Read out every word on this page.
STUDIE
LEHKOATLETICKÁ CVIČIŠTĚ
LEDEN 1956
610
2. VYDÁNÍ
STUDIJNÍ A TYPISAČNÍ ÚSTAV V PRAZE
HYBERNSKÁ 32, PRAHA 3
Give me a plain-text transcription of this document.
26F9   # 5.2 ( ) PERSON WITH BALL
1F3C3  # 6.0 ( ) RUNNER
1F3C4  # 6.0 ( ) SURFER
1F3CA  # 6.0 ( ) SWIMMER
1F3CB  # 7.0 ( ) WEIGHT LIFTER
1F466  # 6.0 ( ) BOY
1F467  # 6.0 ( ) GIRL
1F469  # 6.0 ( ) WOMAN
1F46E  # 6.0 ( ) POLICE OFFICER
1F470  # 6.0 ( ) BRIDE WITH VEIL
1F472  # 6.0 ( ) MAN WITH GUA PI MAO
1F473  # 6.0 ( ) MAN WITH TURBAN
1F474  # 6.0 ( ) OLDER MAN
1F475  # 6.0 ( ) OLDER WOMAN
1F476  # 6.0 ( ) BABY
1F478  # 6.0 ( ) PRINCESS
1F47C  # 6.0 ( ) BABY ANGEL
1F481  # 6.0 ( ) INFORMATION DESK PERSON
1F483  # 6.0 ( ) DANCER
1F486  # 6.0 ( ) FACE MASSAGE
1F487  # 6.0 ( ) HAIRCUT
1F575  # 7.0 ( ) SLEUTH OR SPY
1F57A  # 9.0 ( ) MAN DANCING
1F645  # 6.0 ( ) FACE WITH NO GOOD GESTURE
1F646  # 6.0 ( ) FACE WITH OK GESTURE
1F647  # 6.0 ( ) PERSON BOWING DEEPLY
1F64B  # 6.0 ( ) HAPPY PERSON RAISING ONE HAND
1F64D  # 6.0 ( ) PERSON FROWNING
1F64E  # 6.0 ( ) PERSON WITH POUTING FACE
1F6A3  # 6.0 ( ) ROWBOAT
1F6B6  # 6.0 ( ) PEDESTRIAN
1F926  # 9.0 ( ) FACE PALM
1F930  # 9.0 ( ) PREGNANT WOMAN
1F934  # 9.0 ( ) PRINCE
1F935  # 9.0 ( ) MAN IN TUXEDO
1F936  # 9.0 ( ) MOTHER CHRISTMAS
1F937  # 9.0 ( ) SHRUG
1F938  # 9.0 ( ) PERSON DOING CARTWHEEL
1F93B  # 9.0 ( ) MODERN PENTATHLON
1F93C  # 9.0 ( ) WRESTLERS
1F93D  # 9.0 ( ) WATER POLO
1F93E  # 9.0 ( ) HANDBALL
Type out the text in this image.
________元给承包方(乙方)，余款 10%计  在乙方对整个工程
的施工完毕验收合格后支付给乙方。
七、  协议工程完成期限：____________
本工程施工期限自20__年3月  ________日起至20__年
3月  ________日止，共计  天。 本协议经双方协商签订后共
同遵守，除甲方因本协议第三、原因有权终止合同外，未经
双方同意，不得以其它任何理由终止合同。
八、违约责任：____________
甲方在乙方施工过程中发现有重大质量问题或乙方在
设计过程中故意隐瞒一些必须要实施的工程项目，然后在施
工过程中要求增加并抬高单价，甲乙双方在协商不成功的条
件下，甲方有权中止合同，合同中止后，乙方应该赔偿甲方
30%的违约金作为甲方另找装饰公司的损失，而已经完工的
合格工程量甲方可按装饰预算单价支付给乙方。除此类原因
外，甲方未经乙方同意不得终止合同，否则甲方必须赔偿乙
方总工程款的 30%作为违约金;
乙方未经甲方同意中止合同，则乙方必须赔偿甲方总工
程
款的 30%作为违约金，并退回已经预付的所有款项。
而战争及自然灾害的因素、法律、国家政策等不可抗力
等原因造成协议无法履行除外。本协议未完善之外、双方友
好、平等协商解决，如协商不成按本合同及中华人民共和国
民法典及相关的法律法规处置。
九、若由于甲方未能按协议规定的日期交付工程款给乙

........

_Work instructions_
What needs duplicating is the run of lines from the one containing "Give me a plain-text" through the last line of the entries above, exact and complete.

_Task answer_
Give me a plain-text transcription of this document.
26F9   # 5.2 ( ) PERSON WITH BALL
1F3C3  # 6.0 ( ) RUNNER
1F3C4  # 6.0 ( ) SURFER
1F3CA  # 6.0 ( ) SWIMMER
1F3CB  # 7.0 ( ) WEIGHT LIFTER
1F466  # 6.0 ( ) BOY
1F467  # 6.0 ( ) GIRL
1F469  # 6.0 ( ) WOMAN
1F46E  # 6.0 ( ) POLICE OFFICER
1F470  # 6.0 ( ) BRIDE WITH VEIL
1F472  # 6.0 ( ) MAN WITH GUA PI MAO
1F473  # 6.0 ( ) MAN WITH TURBAN
1F474  # 6.0 ( ) OLDER MAN
1F475  # 6.0 ( ) OLDER WOMAN
1F476  # 6.0 ( ) BABY
1F478  # 6.0 ( ) PRINCESS
1F47C  # 6.0 ( ) BABY ANGEL
1F481  # 6.0 ( ) INFORMATION DESK PERSON
1F483  # 6.0 ( ) DANCER
1F486  # 6.0 ( ) FACE MASSAGE
1F487  # 6.0 ( ) HAIRCUT
1F575  # 7.0 ( ) SLEUTH OR SPY
1F57A  # 9.0 ( ) MAN DANCING
1F645  # 6.0 ( ) FACE WITH NO GOOD GESTURE
1F646  # 6.0 ( ) FACE WITH OK GESTURE
1F647  # 6.0 ( ) PERSON BOWING DEEPLY
1F64B  # 6.0 ( ) HAPPY PERSON RAISING ONE HAND
1F64D  # 6.0 ( ) PERSON FROWNING
1F64E  # 6.0 ( ) PERSON WITH POUTING FACE
1F6A3  # 6.0 ( ) ROWBOAT
1F6B6  # 6.0 ( ) PEDESTRIAN
1F926  # 9.0 ( ) FACE PALM
1F930  # 9.0 ( ) PREGNANT WOMAN
1F934  # 9.0 ( ) PRINCE
1F935  # 9.0 ( ) MAN IN TUXEDO
1F936  # 9.0 ( ) MOTHER CHRISTMAS
1F937  # 9.0 ( ) SHRUG
1F938  # 9.0 ( ) PERSON DOING CARTWHEEL
1F93B  # 9.0 ( ) MODERN PENTATHLON
1F93C  # 9.0 ( ) WRESTLERS
1F93D  # 9.0 ( ) WATER POLO
1F93E  # 9.0 ( ) HANDBALL
Type out the text in this image.
________元给承包方(乙方)，余款 10%计  在乙方对整个工程
的施工完毕验收合格后支付给乙方。
七、  协议工程完成期限：____________
本工程施工期限自20__年3月  ________日起至20__年
3月  ________日止，共计  天。 本协议经双方协商签订后共
同遵守，除甲方因本协议第三、原因有权终止合同外，未经
双方同意，不得以其它任何理由终止合同。
八、违约责任：____________
甲方在乙方施工过程中发现有重大质量问题或乙方在
设计过程中故意隐瞒一些必须要实施的工程项目，然后在施
工过程中要求增加并抬高单价，甲乙双方在协商不成功的条
件下，甲方有权中止合同，合同中止后，乙方应该赔偿甲方
30%的违约金作为甲方另找装饰公司的损失，而已经完工的
合格工程量甲方可按装饰预算单价支付给乙方。除此类原因
外，甲方未经乙方同意不得终止合同，否则甲方必须赔偿乙
方总工程款的 30%作为违约金;
乙方未经甲方同意中止合同，则乙方必须赔偿甲方总工
程
款的 30%作为违约金，并退回已经预付的所有款项。
而战争及自然灾害的因素、法律、国家政策等不可抗力
等原因造成协议无法履行除外。本协议未完善之外、双方友
好、平等协商解决，如协商不成按本合同及中华人民共和国
民法典及相关的法律法规处置。
九、若由于甲方未能按协议规定的日期交付工程款给乙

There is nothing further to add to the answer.